**Tasks to carry out:**
**a)** In the Phylogatr issue, copy out the part that begins with the words "Breakdown of the" and ends with "report that number.", substituting "Domain" for "Kingdom".
**b)** Answer these questions from the Phylogatr issue, marking your answers (i), (ii) and (iii):
(i) Under what license is the Phylogatr web app released?
(ii) In the example for Phylum "Foo", what median does the issue give?
(iii) To what file name does the script write its CSV output?

**Source passage:**
· · · ·

OSC / phylogatr-web

The web app for the Phylogatr Project - https://phylogatr.org/
https://phylogatr.org/
MIT License
0 stars 0 forks source link

Expand bin/rake metrics:species to include detailed report statistics #17

Open johrstrom opened 2 years ago

johrstrom commented 2 years ago

Previously we had a script that produced detailed metrics utilizing descriptive_statistics gem to provide stats that Bryan asked for here:

Here are the stats that we'd like.

Breakdown of the number of species represented in each Kingdom, Phylum, and Class. For each of the above, Mean, Medium, Mode on the number of sequences per entry Find species with the largest number of sequences in each of these categories and report that number.

Here, "entry" is a single .fa file. So imagine for Phylum “Foo” there were only 2 species, each with two genes (thus two fa files). Species A having 10,12 sequences, species B having 14,16 sequences. The results would be:

mean: 13 mode: 10 median: 13 species with largest number of sequences in Foo: B

This is a script that generated that (though below currently needs access to the un-tarred gene file data). require 'csv'

records = []

puts Benchmark.measure {
  Occurrence.where(species_aligned: true).distinct.pluck(:taxon_class).each do |taxon_class|
    species = Occurrence.where(taxon_class: taxon_class).where(species_aligned: true).distinct.pluck(:species_path)
    seqs = species.map {|p| Species.new(Configuration.genbank_root.join(p)).unaligned_fasta_sequence_counts }.flatten
    stats = DescriptiveStatistics::Stats.new(seqs.sort)
    species_max = species.map {|p| Species.new(Configuration.genbank_root.join(p)) }.max { |a,b|
      a.unaligned_fasta_sequence_counts.sum <=> b.unaligned_fasta_sequence_counts.sum
    }
    records << [
      "taxon_class",
      taxon_class,
      species.count,
      stats.mean,
      stats.mode,
      stats.median,
      species_max.name,
      species_max.unaligned_fasta_sequence_counts.sum
    ]
  end
}

puts Benchmark.measure {
  Occurrence.where(species_aligned: true).distinct.pluck(:taxon_phylum).each do |taxon_phylum|
    species = Occurrence.where(taxon_phylum: taxon_phylum).where(species_aligned: true).distinct.pluck(:species_path)
    seqs = species.map {|p| Species.new(Configuration.genbank_root.join(p)).unaligned_fasta_sequence_counts }.flatten
    stats = DescriptiveStatistics::Stats.new(seqs.sort)
    species_max = species.map {|p| Species.new(Configuration.genbank_root.join(p)) }.max { |a,b|
      a.unaligned_fasta_sequence_counts.sum <=> b.unaligned_fasta_sequence_counts.sum
    }
    records << [
      "taxon_phylum",
      taxon_phylum,
      species.count,
      stats.mean,
      stats.mode,
      stats.median,
      species_max.name,
      species_max.unaligned_fasta_sequence_counts.sum
    ]
  end
}
puts Benchmark.measure {
  Occurrence.where(species_aligned: true).distinct.pluck(:taxon_kingdom).each do |taxon_kingdom|
    species = Occurrence.where(taxon_kingdom: taxon_kingdom).where(species_aligned: true).distinct.pluck(:species_path)
    seqs = species.map {|p| Species.new(Configuration.genbank_root.join(p)).unaligned_fasta_sequence_counts }.flatten
    stats = DescriptiveStatistics::Stats.new(seqs.sort)
    species_max = species.map {|p| Species.new(Configuration.genbank_root.join(p)) }.max { |a,b|
      a.unaligned_fasta_sequence_counts.sum <=> b.unaligned_fasta_sequence_counts.sum
    }
    records << [
      "taxon_kingdom",
      taxon_kingdom,
      species.count,
      stats.mean,
      stats.mode,
      stats.median,
      species_max.name,
      species_max.unaligned_fasta_sequence_counts.sum
    ]
  end
}

CSV.open("report.csv", "wb") do |csv|
  records.each do |record|
    csv << record
  end
end

· · · ·

(Dataset items)

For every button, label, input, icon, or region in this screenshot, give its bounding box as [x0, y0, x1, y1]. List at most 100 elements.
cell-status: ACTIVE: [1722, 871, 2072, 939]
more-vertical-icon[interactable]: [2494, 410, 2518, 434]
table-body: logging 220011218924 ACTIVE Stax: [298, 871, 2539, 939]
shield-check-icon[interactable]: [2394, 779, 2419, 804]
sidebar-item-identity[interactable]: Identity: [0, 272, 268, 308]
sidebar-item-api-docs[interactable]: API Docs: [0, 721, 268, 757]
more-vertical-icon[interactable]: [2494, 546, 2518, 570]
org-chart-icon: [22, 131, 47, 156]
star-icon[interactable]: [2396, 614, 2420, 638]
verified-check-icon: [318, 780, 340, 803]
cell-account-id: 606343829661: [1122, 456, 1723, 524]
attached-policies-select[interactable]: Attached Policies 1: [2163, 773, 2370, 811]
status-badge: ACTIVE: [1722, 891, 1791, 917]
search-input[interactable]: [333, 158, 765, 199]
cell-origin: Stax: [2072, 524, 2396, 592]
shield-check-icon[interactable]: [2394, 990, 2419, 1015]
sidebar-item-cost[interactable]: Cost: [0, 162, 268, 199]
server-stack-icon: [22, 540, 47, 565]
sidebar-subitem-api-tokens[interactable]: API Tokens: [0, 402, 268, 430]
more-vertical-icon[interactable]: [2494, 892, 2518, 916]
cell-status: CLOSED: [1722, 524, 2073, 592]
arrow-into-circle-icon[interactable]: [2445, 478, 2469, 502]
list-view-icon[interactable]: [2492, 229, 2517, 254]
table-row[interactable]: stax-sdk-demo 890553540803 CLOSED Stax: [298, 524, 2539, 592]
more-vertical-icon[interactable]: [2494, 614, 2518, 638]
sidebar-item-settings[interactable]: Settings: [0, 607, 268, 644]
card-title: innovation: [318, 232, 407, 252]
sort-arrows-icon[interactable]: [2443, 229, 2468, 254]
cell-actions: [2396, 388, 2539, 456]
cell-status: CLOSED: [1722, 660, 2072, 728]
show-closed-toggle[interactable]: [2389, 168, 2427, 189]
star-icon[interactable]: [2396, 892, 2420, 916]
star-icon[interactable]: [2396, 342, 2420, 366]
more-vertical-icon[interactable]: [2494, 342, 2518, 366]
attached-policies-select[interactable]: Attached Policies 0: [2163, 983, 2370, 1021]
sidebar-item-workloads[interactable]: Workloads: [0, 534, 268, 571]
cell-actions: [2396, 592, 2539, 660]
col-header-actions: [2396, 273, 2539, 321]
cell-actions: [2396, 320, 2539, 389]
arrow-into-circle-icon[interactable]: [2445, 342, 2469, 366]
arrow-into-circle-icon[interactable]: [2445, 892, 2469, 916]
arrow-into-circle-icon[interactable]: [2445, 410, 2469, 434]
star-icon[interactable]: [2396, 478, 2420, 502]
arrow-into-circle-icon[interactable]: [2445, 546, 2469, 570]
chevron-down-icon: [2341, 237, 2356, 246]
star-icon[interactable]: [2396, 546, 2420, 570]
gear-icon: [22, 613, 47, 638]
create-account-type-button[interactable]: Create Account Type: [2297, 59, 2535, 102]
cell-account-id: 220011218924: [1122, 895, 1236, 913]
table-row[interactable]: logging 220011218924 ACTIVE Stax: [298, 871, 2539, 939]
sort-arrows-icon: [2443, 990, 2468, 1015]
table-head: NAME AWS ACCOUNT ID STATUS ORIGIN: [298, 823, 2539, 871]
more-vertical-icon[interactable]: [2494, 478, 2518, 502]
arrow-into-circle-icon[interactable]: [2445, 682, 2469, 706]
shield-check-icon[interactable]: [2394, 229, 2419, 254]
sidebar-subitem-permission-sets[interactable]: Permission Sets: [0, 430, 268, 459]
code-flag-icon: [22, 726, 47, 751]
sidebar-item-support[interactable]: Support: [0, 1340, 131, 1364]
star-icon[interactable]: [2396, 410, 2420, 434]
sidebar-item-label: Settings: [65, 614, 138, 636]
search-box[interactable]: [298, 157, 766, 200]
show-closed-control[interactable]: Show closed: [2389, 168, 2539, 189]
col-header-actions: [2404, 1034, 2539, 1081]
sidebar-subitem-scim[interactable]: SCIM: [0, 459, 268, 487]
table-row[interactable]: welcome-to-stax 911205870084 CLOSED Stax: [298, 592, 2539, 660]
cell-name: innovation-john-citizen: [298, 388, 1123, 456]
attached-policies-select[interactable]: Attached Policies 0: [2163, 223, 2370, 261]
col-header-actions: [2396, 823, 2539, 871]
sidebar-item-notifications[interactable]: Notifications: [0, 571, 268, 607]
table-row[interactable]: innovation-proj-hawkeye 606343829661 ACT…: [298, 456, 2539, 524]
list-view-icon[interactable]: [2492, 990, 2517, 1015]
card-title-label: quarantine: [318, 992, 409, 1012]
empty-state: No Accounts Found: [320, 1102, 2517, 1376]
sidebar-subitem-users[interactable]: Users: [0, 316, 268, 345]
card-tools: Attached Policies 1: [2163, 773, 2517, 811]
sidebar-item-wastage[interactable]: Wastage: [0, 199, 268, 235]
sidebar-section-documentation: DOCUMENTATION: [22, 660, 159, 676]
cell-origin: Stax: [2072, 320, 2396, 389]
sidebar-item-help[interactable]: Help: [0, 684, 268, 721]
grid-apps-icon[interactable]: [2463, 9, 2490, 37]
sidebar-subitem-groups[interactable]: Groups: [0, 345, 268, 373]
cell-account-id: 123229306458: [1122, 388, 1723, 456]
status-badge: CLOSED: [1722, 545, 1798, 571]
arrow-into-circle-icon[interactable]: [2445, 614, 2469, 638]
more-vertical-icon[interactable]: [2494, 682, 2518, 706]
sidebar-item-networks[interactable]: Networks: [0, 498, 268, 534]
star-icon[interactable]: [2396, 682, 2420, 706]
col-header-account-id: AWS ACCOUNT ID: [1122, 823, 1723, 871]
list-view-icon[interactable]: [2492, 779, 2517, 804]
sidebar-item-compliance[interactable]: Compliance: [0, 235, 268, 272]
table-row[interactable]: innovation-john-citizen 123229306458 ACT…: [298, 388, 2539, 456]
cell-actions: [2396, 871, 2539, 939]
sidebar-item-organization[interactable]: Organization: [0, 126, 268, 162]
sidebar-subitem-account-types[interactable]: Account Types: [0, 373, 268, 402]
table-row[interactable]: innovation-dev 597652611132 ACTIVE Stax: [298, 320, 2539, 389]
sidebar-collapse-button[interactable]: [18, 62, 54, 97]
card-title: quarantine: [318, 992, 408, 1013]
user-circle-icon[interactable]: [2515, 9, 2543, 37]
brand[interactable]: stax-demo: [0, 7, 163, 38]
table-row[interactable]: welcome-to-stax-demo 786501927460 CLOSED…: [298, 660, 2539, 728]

· · · ·

**Results:**
**a)**
Breakdown of the number of species represented in each Domain, Phylum, and Class. For each of the above, Mean, Medium, Mode on the number of sequences per entry Find species with the largest number of sequences in each of these categories and report that number.

**b)**
(i) MIT License
(ii) 13
(iii) report.csv